◆ YOUR INSTRUCTIONS ◆
Copy out each line of the data holding "JSON".

◆ MATERIAL SUPPLIED ◆

----

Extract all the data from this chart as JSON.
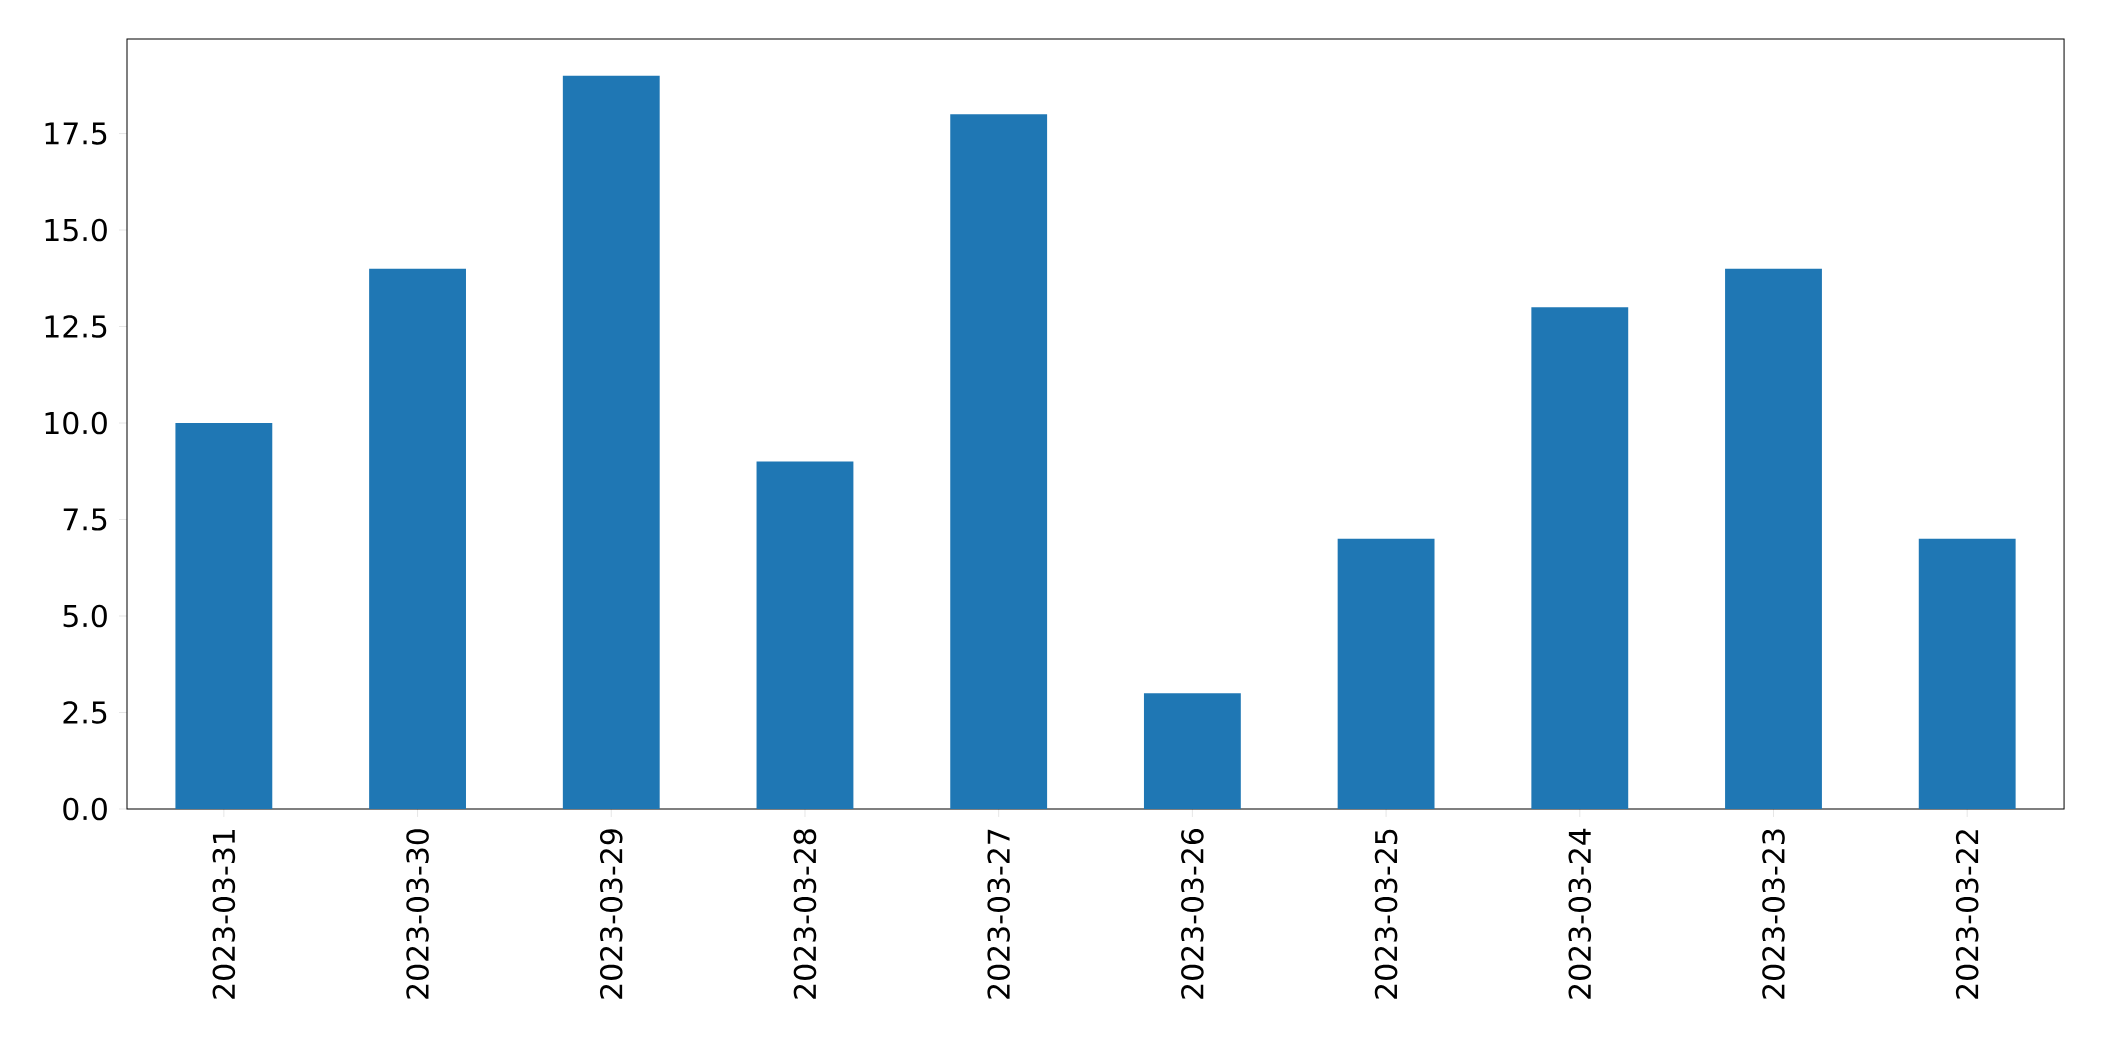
{
  "chart_data": {
    "type": "bar",
    "categories": [
      "2023-03-31",
      "2023-03-30",
      "2023-03-29",
      "2023-03-28",
      "2023-03-27",
      "2023-03-26",
      "2023-03-25",
      "2023-03-24",
      "2023-03-23",
      "2023-03-22"
    ],
    "values": [
      10,
      14,
      19,
      9,
      18,
      3,
      7,
      13,
      14,
      7
    ],
    "color": "#1f77b4",
    "ylim": [
      0,
      19.95
    ],
    "yticks": [
      {
        "value": 0,
        "label": "0.0"
      },
      2.5,
      {
        "value": 5,
        "label": "5.0"
      },
      7.5,
      {
        "value": 10,
        "label": "10.0"
      },
      12.5,
      {
        "value": 15,
        "label": "15.0"
      },
      17.5
    ],
    "grid": false
  }
}
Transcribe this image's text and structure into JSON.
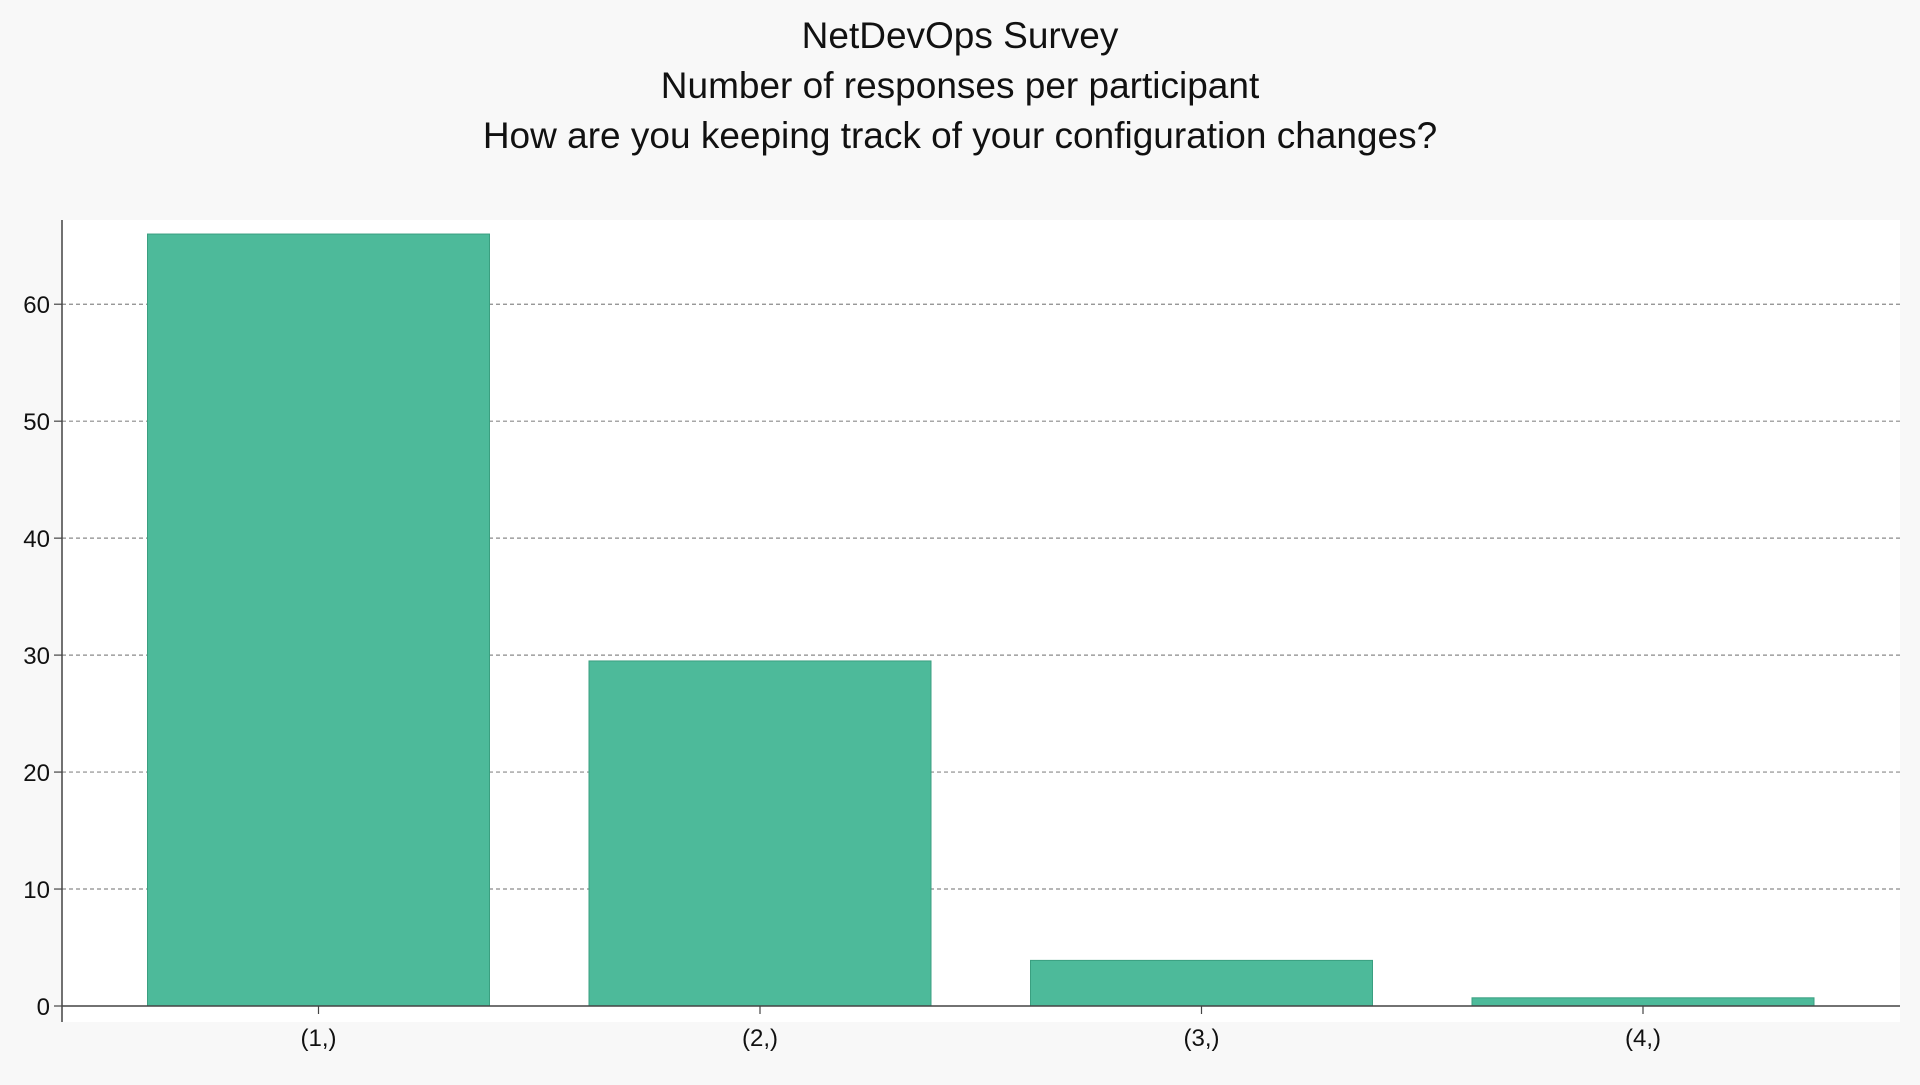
{
  "chart_data": {
    "type": "bar",
    "title_lines": [
      "NetDevOps Survey",
      "Number of responses per participant",
      "How are you keeping track of your configuration changes?"
    ],
    "categories": [
      "(1,)",
      "(2,)",
      "(3,)",
      "(4,)"
    ],
    "values": [
      66,
      29.5,
      3.9,
      0.7
    ],
    "ylim": [
      0,
      67.2
    ],
    "yticks": [
      0,
      10,
      20,
      30,
      40,
      50,
      60
    ],
    "ytick_labels": [
      "0",
      "10",
      "20",
      "30",
      "40",
      "50",
      "60"
    ],
    "xlabel": "",
    "ylabel": "",
    "grid": "horizontal dashed",
    "legend": "none",
    "bar_color": "#4dba9a",
    "bar_edge_color": "#3a9f80"
  },
  "colors": {
    "page_background": "#f8f8f8",
    "plot_background": "#ffffff",
    "grid": "#8a8a8a",
    "axis": "#444444",
    "text": "#111111"
  }
}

----

◆ TASK OUTPUT ◆
Extract all the data from this chart as JSON.
Transcribe this image's text and structure into JSON.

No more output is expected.